Retype each entry below, keeping every character the same.
++++ Provided material
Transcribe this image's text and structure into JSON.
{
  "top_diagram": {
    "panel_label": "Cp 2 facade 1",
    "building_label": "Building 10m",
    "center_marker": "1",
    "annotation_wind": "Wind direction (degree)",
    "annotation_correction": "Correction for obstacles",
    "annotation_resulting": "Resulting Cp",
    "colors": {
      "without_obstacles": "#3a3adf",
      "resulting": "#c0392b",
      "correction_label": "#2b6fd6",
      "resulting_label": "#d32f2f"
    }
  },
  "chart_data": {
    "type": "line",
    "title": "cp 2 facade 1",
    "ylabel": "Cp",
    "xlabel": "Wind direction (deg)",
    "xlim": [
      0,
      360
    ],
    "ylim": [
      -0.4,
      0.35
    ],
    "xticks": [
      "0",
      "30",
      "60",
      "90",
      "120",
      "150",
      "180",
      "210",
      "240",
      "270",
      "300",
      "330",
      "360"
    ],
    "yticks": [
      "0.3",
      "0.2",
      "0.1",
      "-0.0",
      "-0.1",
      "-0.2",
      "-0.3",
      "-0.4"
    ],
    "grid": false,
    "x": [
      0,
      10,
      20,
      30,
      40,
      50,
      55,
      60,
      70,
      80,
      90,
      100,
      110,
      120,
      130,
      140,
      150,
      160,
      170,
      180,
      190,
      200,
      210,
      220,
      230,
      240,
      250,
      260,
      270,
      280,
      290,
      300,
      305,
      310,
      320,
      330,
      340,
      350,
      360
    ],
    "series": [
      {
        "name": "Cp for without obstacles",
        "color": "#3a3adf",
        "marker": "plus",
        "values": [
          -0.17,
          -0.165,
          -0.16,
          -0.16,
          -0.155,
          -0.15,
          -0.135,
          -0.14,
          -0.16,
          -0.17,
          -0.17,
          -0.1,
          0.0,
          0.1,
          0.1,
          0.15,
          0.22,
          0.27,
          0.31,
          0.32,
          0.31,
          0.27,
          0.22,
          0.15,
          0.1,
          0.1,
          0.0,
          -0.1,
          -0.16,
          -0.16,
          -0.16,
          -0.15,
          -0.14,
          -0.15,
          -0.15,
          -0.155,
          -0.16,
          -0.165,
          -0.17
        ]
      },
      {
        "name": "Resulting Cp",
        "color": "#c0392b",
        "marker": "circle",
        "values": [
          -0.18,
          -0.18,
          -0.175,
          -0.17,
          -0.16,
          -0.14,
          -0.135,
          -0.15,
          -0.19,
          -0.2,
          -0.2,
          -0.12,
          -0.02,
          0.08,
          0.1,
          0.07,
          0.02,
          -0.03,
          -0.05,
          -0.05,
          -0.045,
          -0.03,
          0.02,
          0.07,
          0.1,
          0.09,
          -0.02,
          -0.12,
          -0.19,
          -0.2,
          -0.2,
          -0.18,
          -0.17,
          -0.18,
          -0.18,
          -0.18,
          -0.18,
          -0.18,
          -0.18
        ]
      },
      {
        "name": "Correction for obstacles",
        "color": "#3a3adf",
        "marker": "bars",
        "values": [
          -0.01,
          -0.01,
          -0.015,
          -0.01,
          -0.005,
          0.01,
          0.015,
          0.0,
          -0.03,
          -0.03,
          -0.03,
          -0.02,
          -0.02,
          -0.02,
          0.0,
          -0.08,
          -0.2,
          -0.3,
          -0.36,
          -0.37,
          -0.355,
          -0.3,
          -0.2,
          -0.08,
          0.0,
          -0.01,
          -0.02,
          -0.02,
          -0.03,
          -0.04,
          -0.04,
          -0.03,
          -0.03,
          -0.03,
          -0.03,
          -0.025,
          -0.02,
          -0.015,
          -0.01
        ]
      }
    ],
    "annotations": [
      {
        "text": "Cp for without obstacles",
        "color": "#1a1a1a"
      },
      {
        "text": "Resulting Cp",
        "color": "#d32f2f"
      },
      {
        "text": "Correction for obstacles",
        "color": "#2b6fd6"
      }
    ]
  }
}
++++++++
● **The completed task**
Transcribe this image's text and structure into JSON.
{
  "top_diagram": {
    "panel_label": "Cp 2 facade 1",
    "building_label": "Building 10m",
    "center_marker": "1",
    "annotation_wind": "Wind direction (degree)",
    "annotation_correction": "Correction for obstacles",
    "annotation_resulting": "Resulting Cp",
    "colors": {
      "without_obstacles": "#3a3adf",
      "resulting": "#c0392b",
      "correction_label": "#2b6fd6",
      "resulting_label": "#d32f2f"
    }
  },
  "chart_data": {
    "type": "line",
    "title": "cp 2 facade 1",
    "ylabel": "Cp",
    "xlabel": "Wind direction (deg)",
    "xlim": [
      0,
      360
    ],
    "ylim": [
      -0.4,
      0.35
    ],
    "xticks": [
      "0",
      "30",
      "60",
      "90",
      "120",
      "150",
      "180",
      "210",
      "240",
      "270",
      "300",
      "330",
      "360"
    ],
    "yticks": [
      "0.3",
      "0.2",
      "0.1",
      "-0.0",
      "-0.1",
      "-0.2",
      "-0.3",
      "-0.4"
    ],
    "grid": false,
    "x": [
      0,
      10,
      20,
      30,
      40,
      50,
      55,
      60,
      70,
      80,
      90,
      100,
      110,
      120,
      130,
      140,
      150,
      160,
      170,
      180,
      190,
      200,
      210,
      220,
      230,
      240,
      250,
      260,
      270,
      280,
      290,
      300,
      305,
      310,
      320,
      330,
      340,
      350,
      360
    ],
    "series": [
      {
        "name": "Cp for without obstacles",
        "color": "#3a3adf",
        "marker": "plus",
        "values": [
          -0.17,
          -0.165,
          -0.16,
          -0.16,
          -0.155,
          -0.15,
          -0.135,
          -0.14,
          -0.16,
          -0.17,
          -0.17,
          -0.1,
          0.0,
          0.1,
          0.1,
          0.15,
          0.22,
          0.27,
          0.31,
          0.32,
          0.31,
          0.27,
          0.22,
          0.15,
          0.1,
          0.1,
          0.0,
          -0.1,
          -0.16,
          -0.16,
          -0.16,
          -0.15,
          -0.14,
          -0.15,
          -0.15,
          -0.155,
          -0.16,
          -0.165,
          -0.17
        ]
      },
      {
        "name": "Resulting Cp",
        "color": "#c0392b",
        "marker": "circle",
        "values": [
          -0.18,
          -0.18,
          -0.175,
          -0.17,
          -0.16,
          -0.14,
          -0.135,
          -0.15,
          -0.19,
          -0.2,
          -0.2,
          -0.12,
          -0.02,
          0.08,
          0.1,
          0.07,
          0.02,
          -0.03,
          -0.05,
          -0.05,
          -0.045,
          -0.03,
          0.02,
          0.07,
          0.1,
          0.09,
          -0.02,
          -0.12,
          -0.19,
          -0.2,
          -0.2,
          -0.18,
          -0.17,
          -0.18,
          -0.18,
          -0.18,
          -0.18,
          -0.18,
          -0.18
        ]
      },
      {
        "name": "Correction for obstacles",
        "color": "#3a3adf",
        "marker": "bars",
        "values": [
          -0.01,
          -0.01,
          -0.015,
          -0.01,
          -0.005,
          0.01,
          0.015,
          0.0,
          -0.03,
          -0.03,
          -0.03,
          -0.02,
          -0.02,
          -0.02,
          0.0,
          -0.08,
          -0.2,
          -0.3,
          -0.36,
          -0.37,
          -0.355,
          -0.3,
          -0.2,
          -0.08,
          0.0,
          -0.01,
          -0.02,
          -0.02,
          -0.03,
          -0.04,
          -0.04,
          -0.03,
          -0.03,
          -0.03,
          -0.03,
          -0.025,
          -0.02,
          -0.015,
          -0.01
        ]
      }
    ],
    "annotations": [
      {
        "text": "Cp for without obstacles",
        "color": "#1a1a1a"
      },
      {
        "text": "Resulting Cp",
        "color": "#d32f2f"
      },
      {
        "text": "Correction for obstacles",
        "color": "#2b6fd6"
      }
    ]
  }
}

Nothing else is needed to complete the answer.